Data excerpts:
§
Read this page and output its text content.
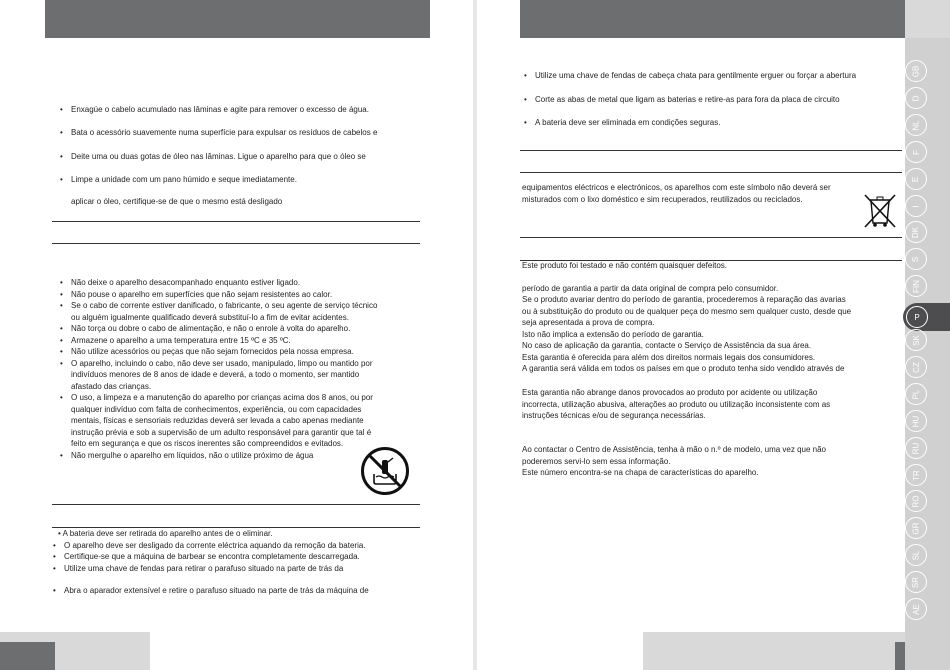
• Enxagúe o cabelo acumulado nas lâminas e agite para remover o excesso de água.
• Bata o acessório suavemente numa superfície para expulsar os resíduos de cabelos e
• Deite uma ou duas gotas de óleo nas lâminas. Ligue o aparelho para que o óleo se
• Limpe a unidade com um pano húmido e seque imediatamente.
aplicar o óleo, certifique-se de que o mesmo está desligado
• Não deixe o aparelho desacompanhado enquanto estiver ligado.
• Não pouse o aparelho em superfícies que não sejam resistentes ao calor.
• Se o cabo de corrente estiver danificado, o fabricante, o seu agente de serviço técnico
ou alguém igualmente qualificado deverá substituí-lo a fim de evitar acidentes.
• Não torça ou dobre o cabo de alimentação, e não o enrole à volta do aparelho.
• Armazene o aparelho a uma temperatura entre 15 ºC e 35 ºC.
• Não utilize acessórios ou peças que não sejam fornecidos pela nossa empresa.
• O aparelho, incluindo o cabo, não deve ser usado, manipulado, limpo ou mantido por
indivíduos menores de 8 anos de idade e deverá, a todo o momento, ser mantido
afastado das crianças.
• O uso, a limpeza e a manutenção do aparelho por crianças acima dos 8 anos, ou por
qualquer indivíduo com falta de conhecimentos, experiência, ou com capacidades
mentais, físicas e sensoriais reduzidas deverá ser levada a cabo apenas mediante
instrução prévia e sob a supervisão de um adulto responsável para garantir que tal é
feito em segurança e que os riscos inerentes são compreendidos e evitados.
• Não mergulhe o aparelho em líquidos, não o utilize próximo de água
• A bateria deve ser retirada do aparelho antes de o eliminar.
• O aparelho deve ser desligado da corrente eléctrica aquando da remoção da bateria.
• Certifique-se que a máquina de barbear se encontra completamente descarregada.
• Utilize uma chave de fendas para retirar o parafuso situado na parte de trás da
• Abra o aparador extensível e retire o parafuso situado na parte de trás da máquina de
• Utilize uma chave de fendas de cabeça chata para gentilmente erguer ou forçar a abertura
• Corte as abas de metal que ligam as baterias e retire-as para fora da placa de circuito
• A bateria deve ser eliminada em condições seguras.
equipamentos eléctricos e electrónicos, os aparelhos com este símbolo não deverá ser
misturados com o lixo doméstico e sim recuperados, reutilizados ou reciclados.
Este produto foi testado e não contém quaisquer defeitos.
período de garantia a partir da data original de compra pelo consumidor.
Se o produto avariar dentro do período de garantia, procederemos à reparação das avarias
ou à substituição do produto ou de qualquer peça do mesmo sem qualquer custo, desde que
seja apresentada a prova de compra.
Isto não implica a extensão do período de garantia.
No caso de aplicação da garantia, contacte o Serviço de Assistência da sua área.
Esta garantia é oferecida para além dos direitos normais legais dos consumidores.
A garantia será válida em todos os países em que o produto tenha sido vendido através de
Esta garantia não abrange danos provocados ao produto por acidente ou utilização
incorrecta, utilização abusiva, alterações ao produto ou utilização inconsistente com as
instruções técnicas e/ou de segurança necessárias.
Ao contactar o Centro de Assistência, tenha à mão o n.º de modelo, uma vez que não
poderemos servi-lo sem essa informação.
Este número encontra-se na chapa de características do aparelho.
GB
D
NL
F
E
I
DK
S
FIN
P
SK
CZ
PL
HU
RU
TR
RO
GR
SL
SR
AE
§
**Stated exercise**
Tally the lines that hold the string "óleo" and state the total, nothing more.

**Result below**
2